-- begin --

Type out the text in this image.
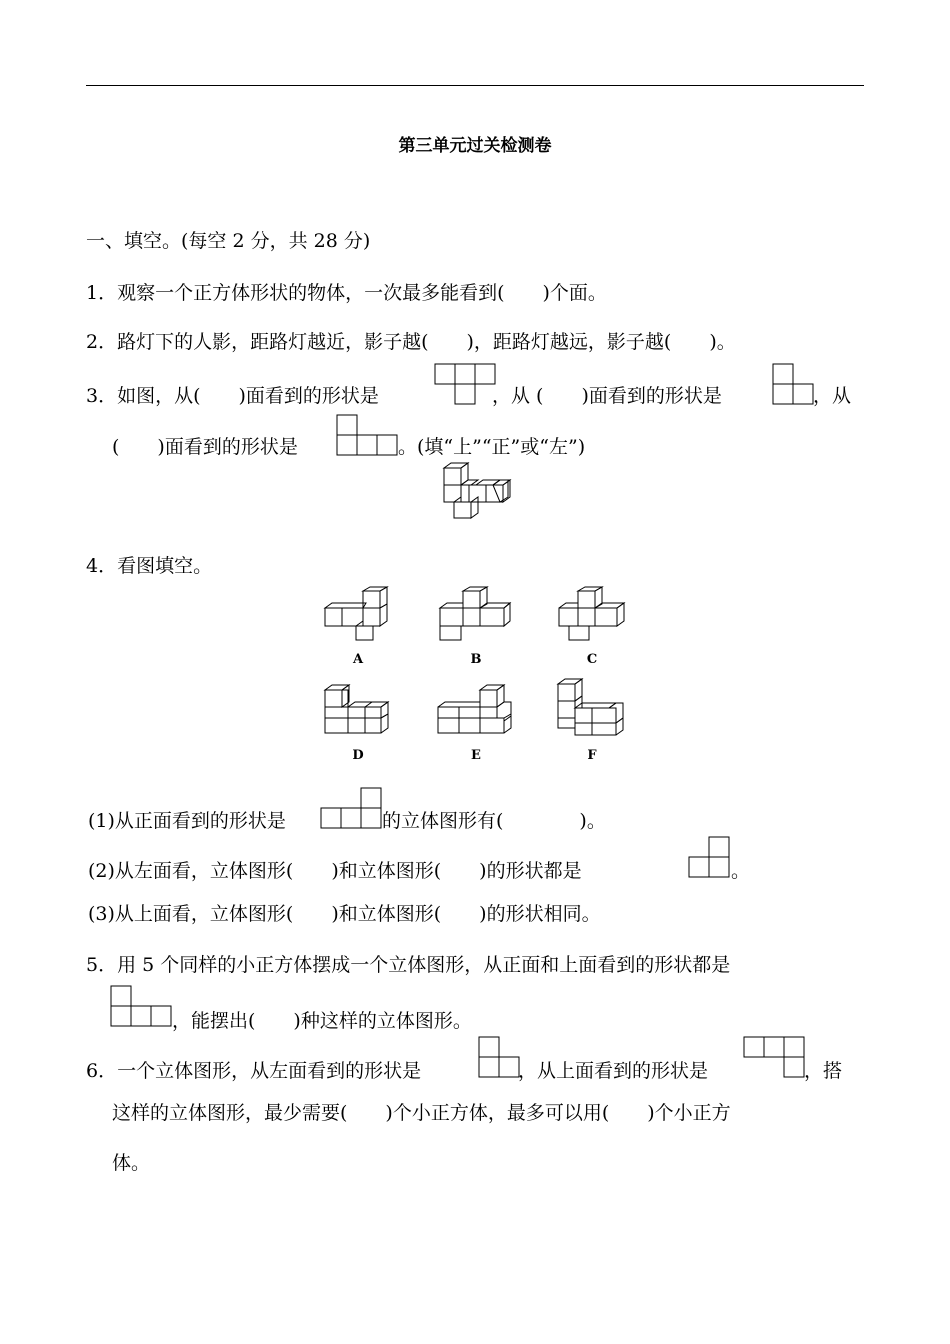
第三单元过关检测卷
一、填空。(每空 2 分，共 28 分)
1．观察一个正方体形状的物体，一次最多能看到(　　)个面。
2．路灯下的人影，距路灯越近，影子越(　　)，距路灯越远，影子越(　　)。
3．如图，从(　　)面看到的形状是	，从 (　　)面看到的形状是	，从
(　　)面看到的形状是	。(填“上”“正”或“左”)
4．看图填空。
A	B	C
D	E	F
(1)从正面看到的形状是	的立体图形有(　　　　)。
(2)从左面看，立体图形(　　)和立体图形(　　)的形状都是	。
(3)从上面看，立体图形(　　)和立体图形(　　)的形状相同。
5．用 5 个同样的小正方体摆成一个立体图形，从正面和上面看到的形状都是
，能摆出(　　)种这样的立体图形。
6．一个立体图形，从左面看到的形状是	，从上面看到的形状是	，搭
这样的立体图形，最少需要(　　)个小正方体，最多可以用(　　)个小正方
体。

-- end --

GOAL: Copy each line of the data that contains the word "和立体图形".

ANSWER TO THE PROBLEM:
(2)从左面看，立体图形(　　)和立体图形(　　)的形状都是	。
(3)从上面看，立体图形(　　)和立体图形(　　)的形状相同。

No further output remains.